The records that follow must be repeated verbatim, every one of them.

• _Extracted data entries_
※ ※ ※

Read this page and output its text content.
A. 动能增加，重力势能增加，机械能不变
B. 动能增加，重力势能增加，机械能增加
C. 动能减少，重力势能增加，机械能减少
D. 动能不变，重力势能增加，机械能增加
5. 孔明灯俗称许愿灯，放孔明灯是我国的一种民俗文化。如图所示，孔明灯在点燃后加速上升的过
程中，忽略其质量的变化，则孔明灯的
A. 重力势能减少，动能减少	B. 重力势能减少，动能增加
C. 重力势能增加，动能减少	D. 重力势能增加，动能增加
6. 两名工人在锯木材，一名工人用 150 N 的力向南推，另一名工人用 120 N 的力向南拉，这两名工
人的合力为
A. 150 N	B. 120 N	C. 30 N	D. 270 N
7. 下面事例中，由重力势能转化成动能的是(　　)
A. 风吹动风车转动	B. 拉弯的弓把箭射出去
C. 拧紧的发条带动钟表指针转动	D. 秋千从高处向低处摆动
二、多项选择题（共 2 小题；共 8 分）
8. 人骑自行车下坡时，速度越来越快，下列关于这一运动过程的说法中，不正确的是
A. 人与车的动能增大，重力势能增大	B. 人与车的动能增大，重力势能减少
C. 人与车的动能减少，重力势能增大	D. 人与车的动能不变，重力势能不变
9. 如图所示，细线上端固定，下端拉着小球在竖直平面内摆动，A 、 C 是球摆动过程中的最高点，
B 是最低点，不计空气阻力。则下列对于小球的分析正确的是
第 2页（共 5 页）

※ ※ ※

• _Complete response_
Read this page and output its text content.
A. 动能增加，重力势能增加，机械能不变
B. 动能增加，重力势能增加，机械能增加
C. 动能减少，重力势能增加，机械能减少
D. 动能不变，重力势能增加，机械能增加
5. 孔明灯俗称许愿灯，放孔明灯是我国的一种民俗文化。如图所示，孔明灯在点燃后加速上升的过
程中，忽略其质量的变化，则孔明灯的
A. 重力势能减少，动能减少	B. 重力势能减少，动能增加
C. 重力势能增加，动能减少	D. 重力势能增加，动能增加
6. 两名工人在锯木材，一名工人用 150 N 的力向南推，另一名工人用 120 N 的力向南拉，这两名工
人的合力为
A. 150 N	B. 120 N	C. 30 N	D. 270 N
7. 下面事例中，由重力势能转化成动能的是(　　)
A. 风吹动风车转动	B. 拉弯的弓把箭射出去
C. 拧紧的发条带动钟表指针转动	D. 秋千从高处向低处摆动
二、多项选择题（共 2 小题；共 8 分）
8. 人骑自行车下坡时，速度越来越快，下列关于这一运动过程的说法中，不正确的是
A. 人与车的动能增大，重力势能增大	B. 人与车的动能增大，重力势能减少
C. 人与车的动能减少，重力势能增大	D. 人与车的动能不变，重力势能不变
9. 如图所示，细线上端固定，下端拉着小球在竖直平面内摆动，A 、 C 是球摆动过程中的最高点，
B 是最低点，不计空气阻力。则下列对于小球的分析正确的是
第 2页（共 5 页）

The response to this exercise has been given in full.